*Listed records*
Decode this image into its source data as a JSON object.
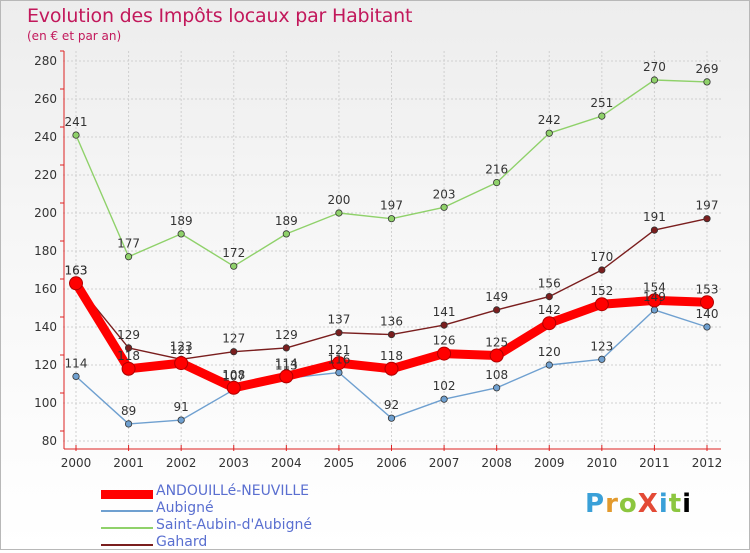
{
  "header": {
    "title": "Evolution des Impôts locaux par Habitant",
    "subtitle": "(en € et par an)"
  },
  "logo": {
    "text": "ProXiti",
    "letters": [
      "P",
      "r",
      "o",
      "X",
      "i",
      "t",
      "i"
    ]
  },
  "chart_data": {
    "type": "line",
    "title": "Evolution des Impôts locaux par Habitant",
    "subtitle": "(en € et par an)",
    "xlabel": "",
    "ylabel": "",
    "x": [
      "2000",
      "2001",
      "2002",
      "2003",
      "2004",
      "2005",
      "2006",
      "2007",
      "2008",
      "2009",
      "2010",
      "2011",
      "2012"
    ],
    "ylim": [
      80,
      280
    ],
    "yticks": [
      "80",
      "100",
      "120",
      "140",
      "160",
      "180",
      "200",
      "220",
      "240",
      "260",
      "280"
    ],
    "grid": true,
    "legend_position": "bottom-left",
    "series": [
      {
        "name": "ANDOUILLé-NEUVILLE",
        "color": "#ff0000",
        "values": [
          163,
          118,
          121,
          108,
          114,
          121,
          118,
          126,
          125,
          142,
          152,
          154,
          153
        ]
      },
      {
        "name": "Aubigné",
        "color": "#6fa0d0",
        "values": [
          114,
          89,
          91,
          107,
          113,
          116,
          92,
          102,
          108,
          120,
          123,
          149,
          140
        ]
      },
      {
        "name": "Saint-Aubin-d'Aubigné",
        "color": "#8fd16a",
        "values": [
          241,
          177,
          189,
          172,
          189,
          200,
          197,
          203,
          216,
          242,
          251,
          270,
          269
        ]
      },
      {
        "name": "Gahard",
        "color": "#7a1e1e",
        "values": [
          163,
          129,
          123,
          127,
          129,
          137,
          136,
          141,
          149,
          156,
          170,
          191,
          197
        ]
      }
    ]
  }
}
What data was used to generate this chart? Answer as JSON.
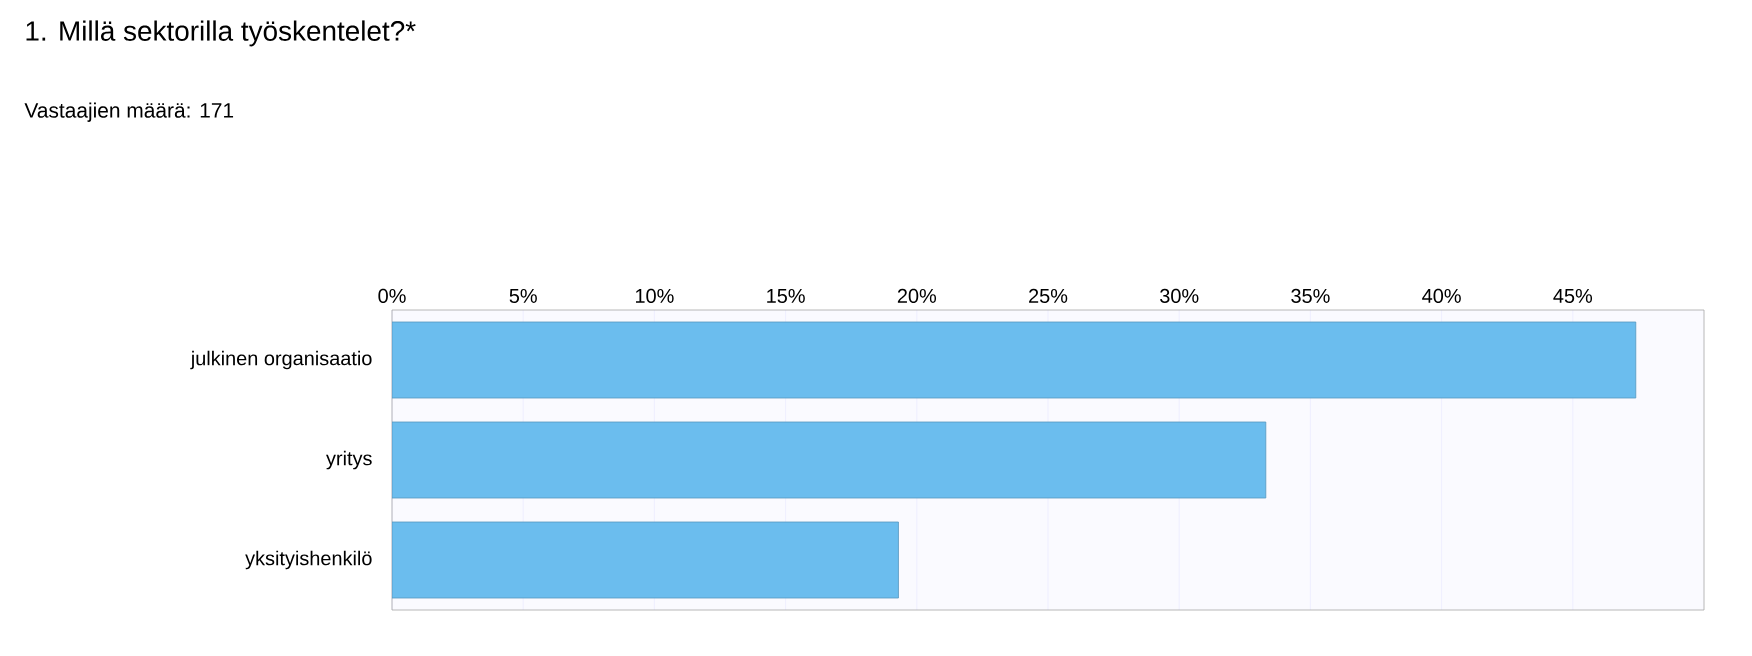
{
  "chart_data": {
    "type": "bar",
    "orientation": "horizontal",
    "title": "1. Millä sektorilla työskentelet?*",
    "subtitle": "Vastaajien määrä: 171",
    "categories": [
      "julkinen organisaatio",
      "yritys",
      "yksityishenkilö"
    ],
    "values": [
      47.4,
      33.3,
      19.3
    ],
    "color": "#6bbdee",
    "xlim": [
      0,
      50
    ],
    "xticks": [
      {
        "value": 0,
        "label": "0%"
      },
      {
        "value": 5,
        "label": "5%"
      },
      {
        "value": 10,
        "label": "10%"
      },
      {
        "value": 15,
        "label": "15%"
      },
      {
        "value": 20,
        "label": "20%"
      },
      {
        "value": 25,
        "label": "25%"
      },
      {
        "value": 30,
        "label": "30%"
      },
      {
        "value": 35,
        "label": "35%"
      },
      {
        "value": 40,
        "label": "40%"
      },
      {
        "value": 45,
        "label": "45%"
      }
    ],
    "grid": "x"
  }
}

*Exercise description*
Exclude the pictures and repeat every other part of the records word for word.

*Solution to this task*
Decode this image into its source data as a JSON object.
{
  "header": {
    "title": "Evolution des Impôts locaux par Habitant",
    "subtitle": "(en € et par an)"
  },
  "logo": {
    "text": "ProXiti",
    "letters": [
      "P",
      "r",
      "o",
      "X",
      "i",
      "t",
      "i"
    ]
  },
  "chart_data": {
    "type": "line",
    "title": "Evolution des Impôts locaux par Habitant",
    "subtitle": "(en € et par an)",
    "xlabel": "",
    "ylabel": "",
    "x": [
      "2000",
      "2001",
      "2002",
      "2003",
      "2004",
      "2005",
      "2006",
      "2007",
      "2008",
      "2009",
      "2010",
      "2011",
      "2012"
    ],
    "ylim": [
      80,
      280
    ],
    "yticks": [
      "80",
      "100",
      "120",
      "140",
      "160",
      "180",
      "200",
      "220",
      "240",
      "260",
      "280"
    ],
    "grid": true,
    "legend_position": "bottom-left",
    "series": [
      {
        "name": "ANDOUILLé-NEUVILLE",
        "color": "#ff0000",
        "values": [
          163,
          118,
          121,
          108,
          114,
          121,
          118,
          126,
          125,
          142,
          152,
          154,
          153
        ]
      },
      {
        "name": "Aubigné",
        "color": "#6fa0d0",
        "values": [
          114,
          89,
          91,
          107,
          113,
          116,
          92,
          102,
          108,
          120,
          123,
          149,
          140
        ]
      },
      {
        "name": "Saint-Aubin-d'Aubigné",
        "color": "#8fd16a",
        "values": [
          241,
          177,
          189,
          172,
          189,
          200,
          197,
          203,
          216,
          242,
          251,
          270,
          269
        ]
      },
      {
        "name": "Gahard",
        "color": "#7a1e1e",
        "values": [
          163,
          129,
          123,
          127,
          129,
          137,
          136,
          141,
          149,
          156,
          170,
          191,
          197
        ]
      }
    ]
  }
}
What data was used to generate this chart? Answer as JSON.
{
  "chart_data": {
    "type": "bar",
    "orientation": "horizontal",
    "title": "1. Millä sektorilla työskentelet?*",
    "subtitle": "Vastaajien määrä: 171",
    "categories": [
      "julkinen organisaatio",
      "yritys",
      "yksityishenkilö"
    ],
    "values": [
      47.4,
      33.3,
      19.3
    ],
    "color": "#6bbdee",
    "xlim": [
      0,
      50
    ],
    "xticks": [
      {
        "value": 0,
        "label": "0%"
      },
      {
        "value": 5,
        "label": "5%"
      },
      {
        "value": 10,
        "label": "10%"
      },
      {
        "value": 15,
        "label": "15%"
      },
      {
        "value": 20,
        "label": "20%"
      },
      {
        "value": 25,
        "label": "25%"
      },
      {
        "value": 30,
        "label": "30%"
      },
      {
        "value": 35,
        "label": "35%"
      },
      {
        "value": 40,
        "label": "40%"
      },
      {
        "value": 45,
        "label": "45%"
      }
    ],
    "grid": "x"
  }
}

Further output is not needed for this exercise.